WRITTEN REQUEST
Please repeat all of the lines that follow, exactly as written.

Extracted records
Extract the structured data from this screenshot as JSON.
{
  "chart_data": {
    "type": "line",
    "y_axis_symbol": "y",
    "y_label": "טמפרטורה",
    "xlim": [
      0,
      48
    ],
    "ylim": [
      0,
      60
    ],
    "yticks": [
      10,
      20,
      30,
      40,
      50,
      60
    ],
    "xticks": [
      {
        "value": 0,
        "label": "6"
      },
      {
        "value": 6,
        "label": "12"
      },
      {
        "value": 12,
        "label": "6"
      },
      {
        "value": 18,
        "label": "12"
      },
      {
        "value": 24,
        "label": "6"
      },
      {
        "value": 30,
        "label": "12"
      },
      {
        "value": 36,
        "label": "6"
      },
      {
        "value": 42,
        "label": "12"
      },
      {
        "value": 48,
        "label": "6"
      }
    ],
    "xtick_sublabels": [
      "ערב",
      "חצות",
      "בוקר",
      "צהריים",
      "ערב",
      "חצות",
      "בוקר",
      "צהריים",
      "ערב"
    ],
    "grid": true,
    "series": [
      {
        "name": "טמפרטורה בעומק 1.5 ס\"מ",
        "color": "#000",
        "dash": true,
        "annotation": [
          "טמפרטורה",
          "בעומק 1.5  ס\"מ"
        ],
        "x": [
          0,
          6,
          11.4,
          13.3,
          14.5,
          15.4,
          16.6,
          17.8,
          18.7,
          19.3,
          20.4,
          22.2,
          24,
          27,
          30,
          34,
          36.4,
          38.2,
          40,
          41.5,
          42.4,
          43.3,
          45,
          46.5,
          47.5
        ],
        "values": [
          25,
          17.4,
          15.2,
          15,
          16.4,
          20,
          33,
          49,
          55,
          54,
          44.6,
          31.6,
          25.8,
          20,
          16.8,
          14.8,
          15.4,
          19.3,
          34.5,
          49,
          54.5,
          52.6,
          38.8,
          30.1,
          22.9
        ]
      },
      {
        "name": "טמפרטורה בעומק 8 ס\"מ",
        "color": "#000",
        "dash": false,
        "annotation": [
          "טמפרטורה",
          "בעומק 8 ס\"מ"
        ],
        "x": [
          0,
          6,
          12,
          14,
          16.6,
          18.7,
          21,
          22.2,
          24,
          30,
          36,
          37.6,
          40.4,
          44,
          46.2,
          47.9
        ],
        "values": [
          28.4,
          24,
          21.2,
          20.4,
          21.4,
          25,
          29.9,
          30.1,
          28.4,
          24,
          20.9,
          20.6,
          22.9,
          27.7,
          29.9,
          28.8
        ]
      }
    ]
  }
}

SOLUTION FOR THIS PROBLEM
Extract the structured data from this screenshot as JSON.
{
  "chart_data": {
    "type": "line",
    "y_axis_symbol": "y",
    "y_label": "טמפרטורה",
    "xlim": [
      0,
      48
    ],
    "ylim": [
      0,
      60
    ],
    "yticks": [
      10,
      20,
      30,
      40,
      50,
      60
    ],
    "xticks": [
      {
        "value": 0,
        "label": "6"
      },
      {
        "value": 6,
        "label": "12"
      },
      {
        "value": 12,
        "label": "6"
      },
      {
        "value": 18,
        "label": "12"
      },
      {
        "value": 24,
        "label": "6"
      },
      {
        "value": 30,
        "label": "12"
      },
      {
        "value": 36,
        "label": "6"
      },
      {
        "value": 42,
        "label": "12"
      },
      {
        "value": 48,
        "label": "6"
      }
    ],
    "xtick_sublabels": [
      "ערב",
      "חצות",
      "בוקר",
      "צהריים",
      "ערב",
      "חצות",
      "בוקר",
      "צהריים",
      "ערב"
    ],
    "grid": true,
    "series": [
      {
        "name": "טמפרטורה בעומק 1.5 ס\"מ",
        "color": "#000",
        "dash": true,
        "annotation": [
          "טמפרטורה",
          "בעומק 1.5  ס\"מ"
        ],
        "x": [
          0,
          6,
          11.4,
          13.3,
          14.5,
          15.4,
          16.6,
          17.8,
          18.7,
          19.3,
          20.4,
          22.2,
          24,
          27,
          30,
          34,
          36.4,
          38.2,
          40,
          41.5,
          42.4,
          43.3,
          45,
          46.5,
          47.5
        ],
        "values": [
          25,
          17.4,
          15.2,
          15,
          16.4,
          20,
          33,
          49,
          55,
          54,
          44.6,
          31.6,
          25.8,
          20,
          16.8,
          14.8,
          15.4,
          19.3,
          34.5,
          49,
          54.5,
          52.6,
          38.8,
          30.1,
          22.9
        ]
      },
      {
        "name": "טמפרטורה בעומק 8 ס\"מ",
        "color": "#000",
        "dash": false,
        "annotation": [
          "טמפרטורה",
          "בעומק 8 ס\"מ"
        ],
        "x": [
          0,
          6,
          12,
          14,
          16.6,
          18.7,
          21,
          22.2,
          24,
          30,
          36,
          37.6,
          40.4,
          44,
          46.2,
          47.9
        ],
        "values": [
          28.4,
          24,
          21.2,
          20.4,
          21.4,
          25,
          29.9,
          30.1,
          28.4,
          24,
          20.9,
          20.6,
          22.9,
          27.7,
          29.9,
          28.8
        ]
      }
    ]
  }
}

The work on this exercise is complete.